— BEGIN DATASET ROWS —
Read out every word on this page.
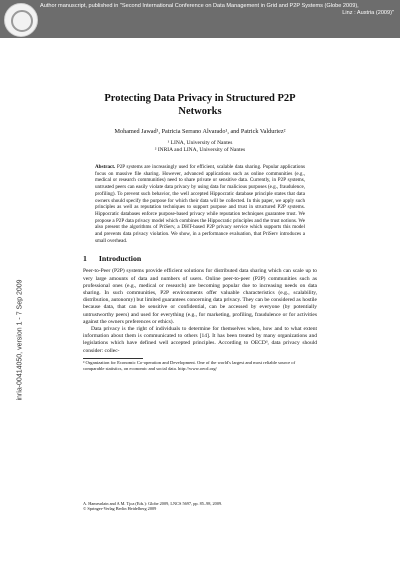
Author manuscript, published in "Second International Conference on Data Management in Grid and P2P Systems (Globe 2009),
Linz : Austria (2009)"
inria-00414050, version 1 - 7 Sep 2009
Protecting Data Privacy in Structured P2P
Networks
Mohamed Jawad¹, Patricia Serrano Alvarado¹, and Patrick Valduriez²
¹ LINA, University of Nantes
² INRIA and LINA, University of Nantes
Abstract. P2P systems are increasingly used for efficient, scalable data sharing. Popular applications focus on massive file sharing. However, advanced applications such as online communities (e.g., medical or research communities) need to share private or sensitive data. Currently, in P2P systems, untrusted peers can easily violate data privacy by using data for malicious purposes (e.g., fraudulence, profiling). To prevent such behavior, the well accepted Hippocratic database principle states that data owners should specify the purpose for which their data will be collected. In this paper, we apply such principles as well as reputation techniques to support purpose and trust in structured P2P systems. Hippocratic databases enforce purpose-based privacy while reputation techniques guarantee trust. We propose a P2P data privacy model which combines the Hippocratic principles and the trust notions. We also present the algorithms of PriServ, a DHT-based P2P privacy service which supports this model and prevents data privacy violation. We show, in a performance evaluation, that PriServ introduces a small overhead.
1 Introduction

Peer-to-Peer (P2P) systems provide efficient solutions for distributed data sharing which can scale up to very large amounts of data and numbers of users. Online peer-to-peer (P2P) communities such as professional ones (e.g., medical or research) are becoming popular due to increasing needs on data sharing. In such communities, P2P environments offer valuable characteristics (e.g., scalability, distribution, autonomy) but limited guarantees concerning data privacy. They can be considered as hostile because data, that can be sensitive or confidential, can be accessed by everyone (by potentially untrustworthy peers) and used for everything (e.g., for marketing, profiling, fraudulence or for activities against the owners preferences or ethics).

Data privacy is the right of individuals to determine for themselves when, how and to what extent information about them is communicated to others [14]. It has been treated by many organizations and legislations which have defined well accepted principles. According to OECD³, data privacy should consider: collec-

³ Organization for Economic Co-operation and Development. One of the world's largest and most reliable source of comparable statistics, on economic and social data. http://www.oecd.org/
A. Hameurlain and A M. Tjoa (Eds.): Globe 2009, LNCS 5697, pp. 85–98, 2009.
© Springer-Verlag Berlin Heidelberg 2009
— END DATASET ROWS —
**STATED TASK**
Pick out each line that holds the string "Globe".

**OUTPUT FOR THIS TASK**
Author manuscript, published in "Second International Conference on Data Management in Grid and P2P Systems (Globe 2009),
A. Hameurlain and A M. Tjoa (Eds.): Globe 2009, LNCS 5697, pp. 85–98, 2009.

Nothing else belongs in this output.